Start of Data excerpts

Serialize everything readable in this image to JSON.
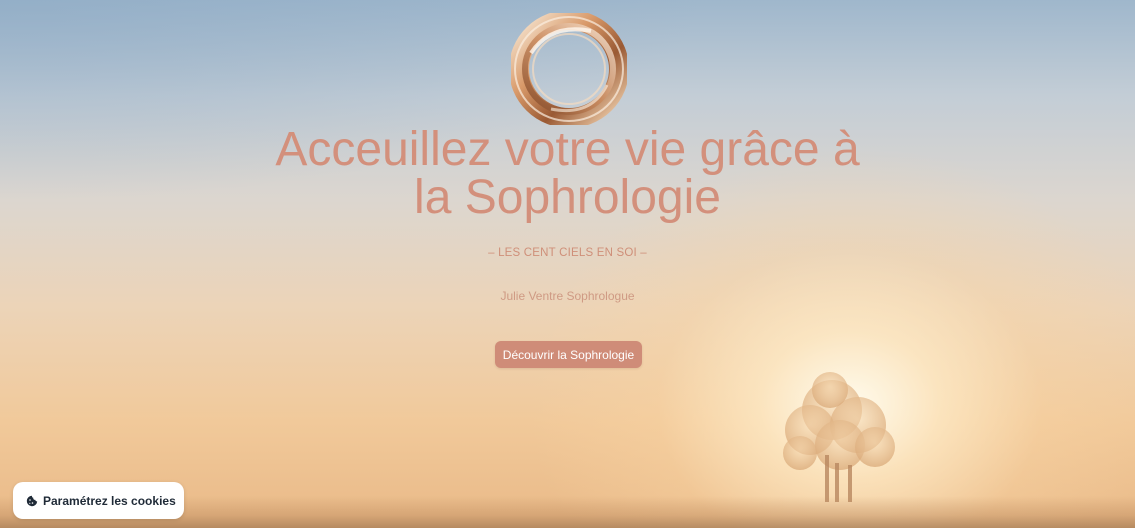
{
  "hero": {
    "title_line1": "Acceuillez votre vie grâce à",
    "title_line2": "la Sophrologie",
    "subtitle": "– LES CENT CIELS EN SOI –",
    "author": "Julie Ventre Sophrologue",
    "cta_label": "Découvrir la Sophrologie"
  },
  "cookie_button": {
    "label": "Paramétrez les cookies",
    "icon": "cookie-icon"
  },
  "colors": {
    "title": "#d3907c",
    "cta_background": "#cf8c78",
    "cookie_text": "#1f2a37"
  },
  "icons": {
    "logo": "swirl-ring-logo",
    "tree": "tree-silhouette"
  }
}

End of Data excerpts

## Instructions to follow
Copy, from the material, each line that holds the string "Sophrologie".

## Task result
    "title_line2": "la Sophrologie",
    "cta_label": "Découvrir la Sophrologie"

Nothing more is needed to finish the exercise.